## PROBLEM TO SOLVE
Locate and copy each line in the data that contains the word "detached".

Data entries:
▽

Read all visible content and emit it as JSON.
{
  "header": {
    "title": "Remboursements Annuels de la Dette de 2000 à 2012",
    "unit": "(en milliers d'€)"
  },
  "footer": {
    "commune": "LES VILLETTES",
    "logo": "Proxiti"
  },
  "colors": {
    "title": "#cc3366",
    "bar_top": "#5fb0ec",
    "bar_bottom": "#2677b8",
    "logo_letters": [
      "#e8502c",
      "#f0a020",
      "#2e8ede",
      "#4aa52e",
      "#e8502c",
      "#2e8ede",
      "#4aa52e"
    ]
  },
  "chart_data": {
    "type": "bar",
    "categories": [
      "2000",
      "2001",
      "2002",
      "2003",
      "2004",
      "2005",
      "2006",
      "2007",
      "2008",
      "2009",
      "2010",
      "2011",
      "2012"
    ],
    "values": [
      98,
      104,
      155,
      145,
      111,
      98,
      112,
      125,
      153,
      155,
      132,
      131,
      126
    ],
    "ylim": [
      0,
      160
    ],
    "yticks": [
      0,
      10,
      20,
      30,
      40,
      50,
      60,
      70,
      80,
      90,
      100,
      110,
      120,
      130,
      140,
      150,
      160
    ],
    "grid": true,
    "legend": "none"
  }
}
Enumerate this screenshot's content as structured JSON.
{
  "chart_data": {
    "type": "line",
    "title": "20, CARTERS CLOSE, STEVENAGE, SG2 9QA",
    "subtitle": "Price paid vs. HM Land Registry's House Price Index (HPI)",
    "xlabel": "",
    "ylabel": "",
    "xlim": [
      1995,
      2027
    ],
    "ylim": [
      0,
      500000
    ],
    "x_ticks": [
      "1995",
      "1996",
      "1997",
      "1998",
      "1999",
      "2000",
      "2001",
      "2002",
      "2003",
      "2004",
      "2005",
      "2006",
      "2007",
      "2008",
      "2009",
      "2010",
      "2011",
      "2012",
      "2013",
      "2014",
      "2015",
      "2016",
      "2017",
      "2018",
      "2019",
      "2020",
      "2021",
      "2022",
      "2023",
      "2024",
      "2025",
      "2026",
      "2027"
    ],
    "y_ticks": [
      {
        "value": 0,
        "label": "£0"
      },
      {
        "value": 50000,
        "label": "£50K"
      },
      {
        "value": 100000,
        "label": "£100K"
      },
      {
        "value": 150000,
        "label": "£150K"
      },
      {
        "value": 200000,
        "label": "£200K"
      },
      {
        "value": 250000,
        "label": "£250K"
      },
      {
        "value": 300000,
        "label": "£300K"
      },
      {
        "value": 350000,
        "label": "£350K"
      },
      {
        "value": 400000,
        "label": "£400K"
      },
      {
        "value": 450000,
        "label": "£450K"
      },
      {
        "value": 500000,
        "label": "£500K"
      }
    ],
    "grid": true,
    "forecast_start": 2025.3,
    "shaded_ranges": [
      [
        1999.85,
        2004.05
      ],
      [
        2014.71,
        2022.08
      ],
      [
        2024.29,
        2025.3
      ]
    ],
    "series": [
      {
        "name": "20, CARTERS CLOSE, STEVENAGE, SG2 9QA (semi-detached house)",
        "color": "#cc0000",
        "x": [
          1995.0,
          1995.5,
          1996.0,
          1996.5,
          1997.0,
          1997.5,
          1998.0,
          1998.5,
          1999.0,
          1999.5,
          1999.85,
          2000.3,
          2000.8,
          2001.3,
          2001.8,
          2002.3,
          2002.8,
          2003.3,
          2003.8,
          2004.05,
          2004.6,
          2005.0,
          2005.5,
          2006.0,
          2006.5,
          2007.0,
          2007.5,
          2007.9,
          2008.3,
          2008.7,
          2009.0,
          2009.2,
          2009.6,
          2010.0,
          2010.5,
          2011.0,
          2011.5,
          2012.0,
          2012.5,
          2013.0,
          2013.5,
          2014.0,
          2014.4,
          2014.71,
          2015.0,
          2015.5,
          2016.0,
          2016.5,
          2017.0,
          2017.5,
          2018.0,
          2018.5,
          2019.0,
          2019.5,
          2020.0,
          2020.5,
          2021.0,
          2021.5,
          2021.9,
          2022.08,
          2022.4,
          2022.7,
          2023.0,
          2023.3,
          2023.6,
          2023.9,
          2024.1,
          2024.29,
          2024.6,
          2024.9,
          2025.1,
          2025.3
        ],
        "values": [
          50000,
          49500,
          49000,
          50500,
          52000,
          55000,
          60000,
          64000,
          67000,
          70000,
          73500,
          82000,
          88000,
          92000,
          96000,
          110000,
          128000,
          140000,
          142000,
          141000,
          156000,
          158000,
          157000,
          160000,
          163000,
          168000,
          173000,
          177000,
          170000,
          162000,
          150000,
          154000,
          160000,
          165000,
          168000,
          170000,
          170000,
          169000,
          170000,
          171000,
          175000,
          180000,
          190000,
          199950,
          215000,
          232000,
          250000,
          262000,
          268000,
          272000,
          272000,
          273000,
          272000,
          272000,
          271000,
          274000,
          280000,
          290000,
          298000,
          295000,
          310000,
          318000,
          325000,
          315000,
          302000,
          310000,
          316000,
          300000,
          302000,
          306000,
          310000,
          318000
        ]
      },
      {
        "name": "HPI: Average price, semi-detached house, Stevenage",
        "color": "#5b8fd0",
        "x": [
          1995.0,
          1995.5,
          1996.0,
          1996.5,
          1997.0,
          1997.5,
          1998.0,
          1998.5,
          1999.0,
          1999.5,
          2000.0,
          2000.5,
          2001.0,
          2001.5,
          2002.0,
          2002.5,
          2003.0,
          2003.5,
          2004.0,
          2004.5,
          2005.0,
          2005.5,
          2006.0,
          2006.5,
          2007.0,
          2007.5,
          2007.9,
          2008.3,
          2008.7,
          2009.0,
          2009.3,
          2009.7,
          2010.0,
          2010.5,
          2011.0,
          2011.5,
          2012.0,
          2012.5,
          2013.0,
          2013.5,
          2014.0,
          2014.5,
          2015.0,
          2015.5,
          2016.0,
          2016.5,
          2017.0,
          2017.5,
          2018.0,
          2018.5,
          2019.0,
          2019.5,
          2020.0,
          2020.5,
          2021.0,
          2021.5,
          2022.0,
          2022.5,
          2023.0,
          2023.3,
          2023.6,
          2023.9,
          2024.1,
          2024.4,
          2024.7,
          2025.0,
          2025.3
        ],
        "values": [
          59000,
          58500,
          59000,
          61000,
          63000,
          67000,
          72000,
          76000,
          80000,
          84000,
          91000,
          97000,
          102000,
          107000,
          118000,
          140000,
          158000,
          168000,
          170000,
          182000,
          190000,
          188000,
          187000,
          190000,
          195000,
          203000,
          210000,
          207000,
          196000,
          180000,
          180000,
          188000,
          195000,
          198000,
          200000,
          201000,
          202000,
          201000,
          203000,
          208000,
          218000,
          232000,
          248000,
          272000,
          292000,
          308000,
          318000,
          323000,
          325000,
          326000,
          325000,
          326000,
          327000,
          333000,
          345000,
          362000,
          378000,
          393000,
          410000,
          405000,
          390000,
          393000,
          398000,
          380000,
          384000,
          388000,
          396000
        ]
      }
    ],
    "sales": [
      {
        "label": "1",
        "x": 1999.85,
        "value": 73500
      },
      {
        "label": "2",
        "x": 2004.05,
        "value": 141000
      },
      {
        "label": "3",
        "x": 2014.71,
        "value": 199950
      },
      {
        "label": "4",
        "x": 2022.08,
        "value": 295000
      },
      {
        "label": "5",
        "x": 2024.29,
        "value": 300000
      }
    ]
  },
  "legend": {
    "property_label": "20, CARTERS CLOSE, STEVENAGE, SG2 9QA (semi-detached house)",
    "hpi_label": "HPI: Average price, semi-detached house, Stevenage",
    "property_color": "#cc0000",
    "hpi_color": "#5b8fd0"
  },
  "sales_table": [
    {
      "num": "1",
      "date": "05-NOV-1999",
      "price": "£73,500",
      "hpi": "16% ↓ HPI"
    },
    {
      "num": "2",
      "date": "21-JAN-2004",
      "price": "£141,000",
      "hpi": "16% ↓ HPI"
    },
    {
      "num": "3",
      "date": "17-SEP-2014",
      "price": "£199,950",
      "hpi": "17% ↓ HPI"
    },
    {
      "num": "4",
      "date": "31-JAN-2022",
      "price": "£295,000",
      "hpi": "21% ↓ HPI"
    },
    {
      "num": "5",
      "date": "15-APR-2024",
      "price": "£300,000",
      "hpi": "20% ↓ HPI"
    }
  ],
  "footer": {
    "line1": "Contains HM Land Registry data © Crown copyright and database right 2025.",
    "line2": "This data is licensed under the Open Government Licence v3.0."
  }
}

△

## TASK OUTPUT
        "name": "20, CARTERS CLOSE, STEVENAGE, SG2 9QA (semi-detached house)",
        "name": "HPI: Average price, semi-detached house, Stevenage",
    "property_label": "20, CARTERS CLOSE, STEVENAGE, SG2 9QA (semi-detached house)",
    "hpi_label": "HPI: Average price, semi-detached house, Stevenage",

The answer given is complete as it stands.